(Work to be completed) Please print every record below exactly as it appears.

(Stored records)
----------------
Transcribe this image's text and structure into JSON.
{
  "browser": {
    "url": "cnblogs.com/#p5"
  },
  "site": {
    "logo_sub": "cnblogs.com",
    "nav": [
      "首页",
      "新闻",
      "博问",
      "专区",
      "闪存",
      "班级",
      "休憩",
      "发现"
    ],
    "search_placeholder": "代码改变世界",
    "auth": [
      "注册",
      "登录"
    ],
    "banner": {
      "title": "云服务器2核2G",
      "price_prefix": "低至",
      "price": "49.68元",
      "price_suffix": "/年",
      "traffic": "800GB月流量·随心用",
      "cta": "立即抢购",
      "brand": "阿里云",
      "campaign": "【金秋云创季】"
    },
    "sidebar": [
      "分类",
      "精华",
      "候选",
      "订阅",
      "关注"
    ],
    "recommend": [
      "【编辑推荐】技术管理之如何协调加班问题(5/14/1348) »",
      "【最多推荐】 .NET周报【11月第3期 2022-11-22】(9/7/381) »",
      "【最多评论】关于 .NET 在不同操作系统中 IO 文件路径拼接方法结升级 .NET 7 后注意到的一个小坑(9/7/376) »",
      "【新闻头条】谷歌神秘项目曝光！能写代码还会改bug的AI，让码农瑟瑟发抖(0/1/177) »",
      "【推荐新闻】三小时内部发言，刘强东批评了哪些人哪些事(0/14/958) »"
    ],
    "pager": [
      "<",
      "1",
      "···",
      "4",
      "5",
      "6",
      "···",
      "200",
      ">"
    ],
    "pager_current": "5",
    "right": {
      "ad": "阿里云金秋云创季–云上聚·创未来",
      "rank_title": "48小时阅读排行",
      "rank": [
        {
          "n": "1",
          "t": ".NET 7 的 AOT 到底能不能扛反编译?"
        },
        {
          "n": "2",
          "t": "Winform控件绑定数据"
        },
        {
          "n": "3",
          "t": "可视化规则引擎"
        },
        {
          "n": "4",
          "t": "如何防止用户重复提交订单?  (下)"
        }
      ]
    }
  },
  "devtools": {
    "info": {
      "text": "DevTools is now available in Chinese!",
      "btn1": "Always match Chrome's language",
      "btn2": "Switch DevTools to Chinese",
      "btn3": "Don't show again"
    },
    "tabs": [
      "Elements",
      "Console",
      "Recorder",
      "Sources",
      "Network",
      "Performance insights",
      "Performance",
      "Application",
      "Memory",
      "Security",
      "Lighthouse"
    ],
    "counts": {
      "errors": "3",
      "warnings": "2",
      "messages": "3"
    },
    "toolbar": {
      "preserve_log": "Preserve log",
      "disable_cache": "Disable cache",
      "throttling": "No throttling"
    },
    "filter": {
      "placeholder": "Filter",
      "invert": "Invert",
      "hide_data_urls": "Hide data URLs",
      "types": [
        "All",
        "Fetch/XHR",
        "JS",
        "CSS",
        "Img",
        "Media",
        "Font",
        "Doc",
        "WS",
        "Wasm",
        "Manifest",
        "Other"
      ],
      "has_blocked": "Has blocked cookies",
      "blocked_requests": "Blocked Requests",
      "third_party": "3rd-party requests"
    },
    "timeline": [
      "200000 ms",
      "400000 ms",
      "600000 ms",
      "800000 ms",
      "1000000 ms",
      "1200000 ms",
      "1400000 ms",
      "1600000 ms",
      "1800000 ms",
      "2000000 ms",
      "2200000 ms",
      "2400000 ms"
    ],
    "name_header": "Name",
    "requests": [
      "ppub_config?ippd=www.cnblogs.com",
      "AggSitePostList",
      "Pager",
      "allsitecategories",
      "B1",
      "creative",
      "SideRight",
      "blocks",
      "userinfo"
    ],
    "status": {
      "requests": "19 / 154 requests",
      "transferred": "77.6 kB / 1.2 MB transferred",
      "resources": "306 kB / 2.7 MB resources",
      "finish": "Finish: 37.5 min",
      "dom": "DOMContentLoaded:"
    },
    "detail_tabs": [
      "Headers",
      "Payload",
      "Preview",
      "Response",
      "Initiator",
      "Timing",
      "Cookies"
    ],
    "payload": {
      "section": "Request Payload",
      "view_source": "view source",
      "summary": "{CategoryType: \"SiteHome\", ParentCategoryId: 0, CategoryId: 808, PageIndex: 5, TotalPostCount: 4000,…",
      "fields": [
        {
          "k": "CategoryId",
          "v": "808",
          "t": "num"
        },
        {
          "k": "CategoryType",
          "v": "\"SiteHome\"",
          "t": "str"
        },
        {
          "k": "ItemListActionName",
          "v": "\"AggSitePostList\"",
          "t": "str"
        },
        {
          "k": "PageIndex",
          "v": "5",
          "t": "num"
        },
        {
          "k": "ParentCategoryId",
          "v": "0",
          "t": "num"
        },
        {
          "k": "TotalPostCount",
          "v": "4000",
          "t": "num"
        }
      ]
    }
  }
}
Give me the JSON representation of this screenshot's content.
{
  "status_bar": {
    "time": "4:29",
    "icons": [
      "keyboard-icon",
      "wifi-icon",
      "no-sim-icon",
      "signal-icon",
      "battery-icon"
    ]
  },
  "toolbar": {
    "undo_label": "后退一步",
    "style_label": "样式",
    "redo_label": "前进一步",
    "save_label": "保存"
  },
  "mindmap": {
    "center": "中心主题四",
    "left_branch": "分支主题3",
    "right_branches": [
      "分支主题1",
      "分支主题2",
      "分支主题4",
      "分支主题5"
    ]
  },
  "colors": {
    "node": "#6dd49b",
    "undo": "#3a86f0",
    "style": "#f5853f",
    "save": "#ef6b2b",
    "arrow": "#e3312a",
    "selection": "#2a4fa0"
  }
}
----------------
(Problem solution)
Transcribe this image's text and structure into JSON.
{
  "browser": {
    "url": "cnblogs.com/#p5"
  },
  "site": {
    "logo_sub": "cnblogs.com",
    "nav": [
      "首页",
      "新闻",
      "博问",
      "专区",
      "闪存",
      "班级",
      "休憩",
      "发现"
    ],
    "search_placeholder": "代码改变世界",
    "auth": [
      "注册",
      "登录"
    ],
    "banner": {
      "title": "云服务器2核2G",
      "price_prefix": "低至",
      "price": "49.68元",
      "price_suffix": "/年",
      "traffic": "800GB月流量·随心用",
      "cta": "立即抢购",
      "brand": "阿里云",
      "campaign": "【金秋云创季】"
    },
    "sidebar": [
      "分类",
      "精华",
      "候选",
      "订阅",
      "关注"
    ],
    "recommend": [
      "【编辑推荐】技术管理之如何协调加班问题(5/14/1348) »",
      "【最多推荐】 .NET周报【11月第3期 2022-11-22】(9/7/381) »",
      "【最多评论】关于 .NET 在不同操作系统中 IO 文件路径拼接方法结升级 .NET 7 后注意到的一个小坑(9/7/376) »",
      "【新闻头条】谷歌神秘项目曝光！能写代码还会改bug的AI，让码农瑟瑟发抖(0/1/177) »",
      "【推荐新闻】三小时内部发言，刘强东批评了哪些人哪些事(0/14/958) »"
    ],
    "pager": [
      "<",
      "1",
      "···",
      "4",
      "5",
      "6",
      "···",
      "200",
      ">"
    ],
    "pager_current": "5",
    "right": {
      "ad": "阿里云金秋云创季–云上聚·创未来",
      "rank_title": "48小时阅读排行",
      "rank": [
        {
          "n": "1",
          "t": ".NET 7 的 AOT 到底能不能扛反编译?"
        },
        {
          "n": "2",
          "t": "Winform控件绑定数据"
        },
        {
          "n": "3",
          "t": "可视化规则引擎"
        },
        {
          "n": "4",
          "t": "如何防止用户重复提交订单?  (下)"
        }
      ]
    }
  },
  "devtools": {
    "info": {
      "text": "DevTools is now available in Chinese!",
      "btn1": "Always match Chrome's language",
      "btn2": "Switch DevTools to Chinese",
      "btn3": "Don't show again"
    },
    "tabs": [
      "Elements",
      "Console",
      "Recorder",
      "Sources",
      "Network",
      "Performance insights",
      "Performance",
      "Application",
      "Memory",
      "Security",
      "Lighthouse"
    ],
    "counts": {
      "errors": "3",
      "warnings": "2",
      "messages": "3"
    },
    "toolbar": {
      "preserve_log": "Preserve log",
      "disable_cache": "Disable cache",
      "throttling": "No throttling"
    },
    "filter": {
      "placeholder": "Filter",
      "invert": "Invert",
      "hide_data_urls": "Hide data URLs",
      "types": [
        "All",
        "Fetch/XHR",
        "JS",
        "CSS",
        "Img",
        "Media",
        "Font",
        "Doc",
        "WS",
        "Wasm",
        "Manifest",
        "Other"
      ],
      "has_blocked": "Has blocked cookies",
      "blocked_requests": "Blocked Requests",
      "third_party": "3rd-party requests"
    },
    "timeline": [
      "200000 ms",
      "400000 ms",
      "600000 ms",
      "800000 ms",
      "1000000 ms",
      "1200000 ms",
      "1400000 ms",
      "1600000 ms",
      "1800000 ms",
      "2000000 ms",
      "2200000 ms",
      "2400000 ms"
    ],
    "name_header": "Name",
    "requests": [
      "ppub_config?ippd=www.cnblogs.com",
      "AggSitePostList",
      "Pager",
      "allsitecategories",
      "B1",
      "creative",
      "SideRight",
      "blocks",
      "userinfo"
    ],
    "status": {
      "requests": "19 / 154 requests",
      "transferred": "77.6 kB / 1.2 MB transferred",
      "resources": "306 kB / 2.7 MB resources",
      "finish": "Finish: 37.5 min",
      "dom": "DOMContentLoaded:"
    },
    "detail_tabs": [
      "Headers",
      "Payload",
      "Preview",
      "Response",
      "Initiator",
      "Timing",
      "Cookies"
    ],
    "payload": {
      "section": "Request Payload",
      "view_source": "view source",
      "summary": "{CategoryType: \"SiteHome\", ParentCategoryId: 0, CategoryId: 808, PageIndex: 5, TotalPostCount: 4000,…",
      "fields": [
        {
          "k": "CategoryId",
          "v": "808",
          "t": "num"
        },
        {
          "k": "CategoryType",
          "v": "\"SiteHome\"",
          "t": "str"
        },
        {
          "k": "ItemListActionName",
          "v": "\"AggSitePostList\"",
          "t": "str"
        },
        {
          "k": "PageIndex",
          "v": "5",
          "t": "num"
        },
        {
          "k": "ParentCategoryId",
          "v": "0",
          "t": "num"
        },
        {
          "k": "TotalPostCount",
          "v": "4000",
          "t": "num"
        }
      ]
    }
  }
}
Give me the JSON representation of this screenshot's content.
{
  "status_bar": {
    "time": "4:29",
    "icons": [
      "keyboard-icon",
      "wifi-icon",
      "no-sim-icon",
      "signal-icon",
      "battery-icon"
    ]
  },
  "toolbar": {
    "undo_label": "后退一步",
    "style_label": "样式",
    "redo_label": "前进一步",
    "save_label": "保存"
  },
  "mindmap": {
    "center": "中心主题四",
    "left_branch": "分支主题3",
    "right_branches": [
      "分支主题1",
      "分支主题2",
      "分支主题4",
      "分支主题5"
    ]
  },
  "colors": {
    "node": "#6dd49b",
    "undo": "#3a86f0",
    "style": "#f5853f",
    "save": "#ef6b2b",
    "arrow": "#e3312a",
    "selection": "#2a4fa0"
  }
}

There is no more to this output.